» **Given task**
Copy the lines holding the word "Tropospheric", all of them.

» **Supplied material**
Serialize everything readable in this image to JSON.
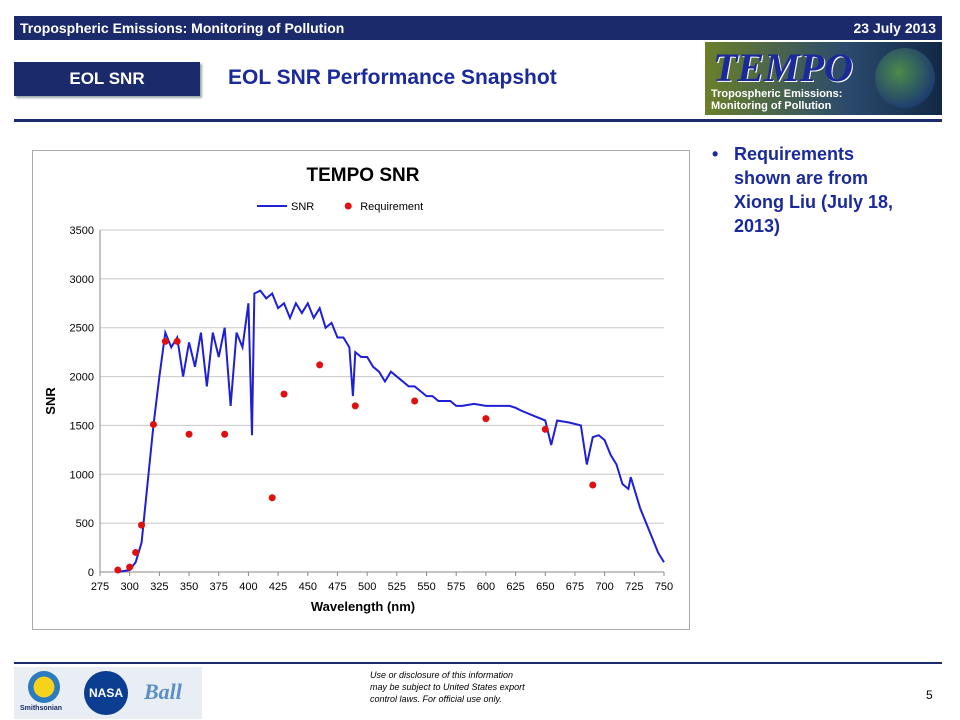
{
  "header": {
    "left": "Tropospheric Emissions: Monitoring of Pollution",
    "right": "23 July 2013"
  },
  "section_tag": "EOL SNR",
  "title": "EOL SNR Performance Snapshot",
  "logo": {
    "wordmark": "TEMPO",
    "tagline": [
      "Tropospheric Emissions:",
      "Monitoring of Pollution"
    ]
  },
  "bullets": [
    "Requirements shown are from Xiong Liu (July 18, 2013)"
  ],
  "footer": {
    "logos": [
      "Smithsonian",
      "NASA",
      "Ball"
    ],
    "disclaimer": [
      "Use or disclosure of this information",
      "may be subject to United States export",
      "control laws. For official use only."
    ],
    "page": "5"
  },
  "chart_data": {
    "type": "line",
    "title": "TEMPO SNR",
    "x_label": "Wavelength (nm)",
    "y_label": "SNR",
    "xlim": [
      275,
      750
    ],
    "ylim": [
      0,
      3500
    ],
    "xticks": [
      275,
      300,
      325,
      350,
      375,
      400,
      425,
      450,
      475,
      500,
      525,
      550,
      575,
      600,
      625,
      650,
      675,
      700,
      725,
      750
    ],
    "yticks": [
      0,
      500,
      1000,
      1500,
      2000,
      2500,
      3000,
      3500
    ],
    "grid": true,
    "legend": "top",
    "series": [
      {
        "name": "SNR",
        "type": "line",
        "color": "#1f1fd6",
        "x": [
          290,
          300,
          305,
          310,
          315,
          320,
          325,
          330,
          335,
          340,
          345,
          350,
          355,
          360,
          365,
          370,
          375,
          380,
          385,
          390,
          395,
          400,
          403,
          405,
          410,
          415,
          420,
          425,
          430,
          435,
          440,
          445,
          450,
          455,
          460,
          465,
          470,
          475,
          480,
          485,
          488,
          490,
          495,
          500,
          505,
          510,
          515,
          520,
          525,
          530,
          535,
          540,
          545,
          550,
          555,
          560,
          570,
          575,
          580,
          590,
          600,
          610,
          620,
          625,
          630,
          640,
          650,
          655,
          660,
          670,
          680,
          685,
          690,
          695,
          700,
          705,
          710,
          715,
          720,
          722,
          725,
          730,
          735,
          740,
          745,
          750
        ],
        "values": [
          0,
          20,
          100,
          300,
          900,
          1500,
          2000,
          2450,
          2300,
          2400,
          2000,
          2350,
          2100,
          2450,
          1900,
          2450,
          2200,
          2500,
          1700,
          2450,
          2300,
          2750,
          1400,
          2850,
          2880,
          2800,
          2850,
          2700,
          2750,
          2600,
          2750,
          2650,
          2750,
          2600,
          2700,
          2500,
          2550,
          2400,
          2400,
          2300,
          1800,
          2250,
          2200,
          2200,
          2100,
          2050,
          1950,
          2050,
          2000,
          1950,
          1900,
          1900,
          1850,
          1800,
          1800,
          1750,
          1750,
          1700,
          1700,
          1720,
          1700,
          1700,
          1700,
          1680,
          1650,
          1600,
          1550,
          1300,
          1550,
          1530,
          1500,
          1100,
          1380,
          1400,
          1350,
          1200,
          1100,
          900,
          850,
          970,
          850,
          650,
          500,
          350,
          200,
          100
        ]
      },
      {
        "name": "Requirement",
        "type": "scatter",
        "color": "#e01010",
        "x": [
          290,
          300,
          305,
          310,
          320,
          330,
          340,
          350,
          380,
          420,
          430,
          460,
          490,
          540,
          600,
          650,
          690
        ],
        "values": [
          20,
          50,
          200,
          480,
          1510,
          2360,
          2360,
          1410,
          1410,
          760,
          1820,
          2120,
          1700,
          1750,
          1570,
          1460,
          890
        ]
      }
    ]
  }
}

» **Correct response**
    "left": "Tropospheric Emissions: Monitoring of Pollution",
      "Tropospheric Emissions:",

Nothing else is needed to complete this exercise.